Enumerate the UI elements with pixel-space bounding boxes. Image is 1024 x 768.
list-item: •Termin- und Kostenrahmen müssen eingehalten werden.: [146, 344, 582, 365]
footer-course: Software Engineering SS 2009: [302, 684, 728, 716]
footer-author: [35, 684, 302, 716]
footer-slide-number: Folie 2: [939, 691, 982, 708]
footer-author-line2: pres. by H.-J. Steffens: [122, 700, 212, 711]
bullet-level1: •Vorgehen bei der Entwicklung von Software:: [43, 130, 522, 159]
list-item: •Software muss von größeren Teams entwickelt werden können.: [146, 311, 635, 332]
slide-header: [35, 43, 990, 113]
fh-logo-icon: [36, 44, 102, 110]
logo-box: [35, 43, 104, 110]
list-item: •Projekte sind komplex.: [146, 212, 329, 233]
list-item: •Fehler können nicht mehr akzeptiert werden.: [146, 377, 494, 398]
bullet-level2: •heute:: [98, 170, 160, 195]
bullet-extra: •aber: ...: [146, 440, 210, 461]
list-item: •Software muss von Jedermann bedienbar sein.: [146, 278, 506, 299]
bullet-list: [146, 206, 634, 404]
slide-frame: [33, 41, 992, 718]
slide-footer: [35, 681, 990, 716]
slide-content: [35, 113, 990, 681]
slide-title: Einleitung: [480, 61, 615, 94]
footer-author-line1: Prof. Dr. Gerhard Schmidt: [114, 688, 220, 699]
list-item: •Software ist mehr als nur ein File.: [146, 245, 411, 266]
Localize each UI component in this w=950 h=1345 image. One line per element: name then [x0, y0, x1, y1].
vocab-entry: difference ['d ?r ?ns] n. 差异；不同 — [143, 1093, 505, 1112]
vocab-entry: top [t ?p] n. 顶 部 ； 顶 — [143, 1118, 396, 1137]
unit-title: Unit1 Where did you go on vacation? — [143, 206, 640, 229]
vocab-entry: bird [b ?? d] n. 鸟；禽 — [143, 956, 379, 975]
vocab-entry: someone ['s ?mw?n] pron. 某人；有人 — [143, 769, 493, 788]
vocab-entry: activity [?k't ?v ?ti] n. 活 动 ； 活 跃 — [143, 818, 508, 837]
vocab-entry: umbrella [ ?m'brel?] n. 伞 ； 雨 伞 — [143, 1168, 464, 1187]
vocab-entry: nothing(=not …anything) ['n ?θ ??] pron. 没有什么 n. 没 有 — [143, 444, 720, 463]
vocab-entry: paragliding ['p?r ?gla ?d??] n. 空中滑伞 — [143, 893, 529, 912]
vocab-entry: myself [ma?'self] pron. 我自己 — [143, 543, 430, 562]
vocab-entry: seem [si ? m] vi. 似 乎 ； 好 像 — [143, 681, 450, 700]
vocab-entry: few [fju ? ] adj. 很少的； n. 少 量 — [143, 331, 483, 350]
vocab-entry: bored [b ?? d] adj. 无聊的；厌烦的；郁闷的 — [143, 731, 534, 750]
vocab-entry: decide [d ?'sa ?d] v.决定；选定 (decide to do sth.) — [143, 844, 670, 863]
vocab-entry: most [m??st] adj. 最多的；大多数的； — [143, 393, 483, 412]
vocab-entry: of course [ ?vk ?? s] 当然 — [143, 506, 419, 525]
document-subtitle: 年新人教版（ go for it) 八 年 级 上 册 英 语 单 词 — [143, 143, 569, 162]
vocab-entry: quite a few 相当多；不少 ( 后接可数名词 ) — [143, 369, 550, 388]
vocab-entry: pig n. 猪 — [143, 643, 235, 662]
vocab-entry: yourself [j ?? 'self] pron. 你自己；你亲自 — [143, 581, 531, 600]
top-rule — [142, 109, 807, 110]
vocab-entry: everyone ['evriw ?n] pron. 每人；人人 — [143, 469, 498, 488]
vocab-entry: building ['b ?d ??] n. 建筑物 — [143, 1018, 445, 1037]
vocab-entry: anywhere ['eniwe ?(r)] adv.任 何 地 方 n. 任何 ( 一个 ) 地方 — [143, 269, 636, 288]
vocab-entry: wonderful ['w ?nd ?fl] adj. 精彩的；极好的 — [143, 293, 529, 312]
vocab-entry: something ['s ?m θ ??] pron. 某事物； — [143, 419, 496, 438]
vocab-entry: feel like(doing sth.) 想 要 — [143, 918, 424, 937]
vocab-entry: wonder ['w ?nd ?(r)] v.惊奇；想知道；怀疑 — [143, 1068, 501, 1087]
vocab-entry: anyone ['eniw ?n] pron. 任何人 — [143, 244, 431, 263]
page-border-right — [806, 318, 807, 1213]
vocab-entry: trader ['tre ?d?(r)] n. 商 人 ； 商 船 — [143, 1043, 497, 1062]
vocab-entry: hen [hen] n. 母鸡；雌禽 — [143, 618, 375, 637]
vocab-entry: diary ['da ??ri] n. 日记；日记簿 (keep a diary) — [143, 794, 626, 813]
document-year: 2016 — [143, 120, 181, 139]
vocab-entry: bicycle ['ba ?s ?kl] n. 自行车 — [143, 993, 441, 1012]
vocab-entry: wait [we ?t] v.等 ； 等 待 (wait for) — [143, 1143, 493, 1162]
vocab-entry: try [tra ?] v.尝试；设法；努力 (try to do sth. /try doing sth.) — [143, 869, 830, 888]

▸ **DIRECTIONS**
Count the lines in the material above that contain the string "doing". Reply with the number alone.

▸ **THE SOLUTION**
2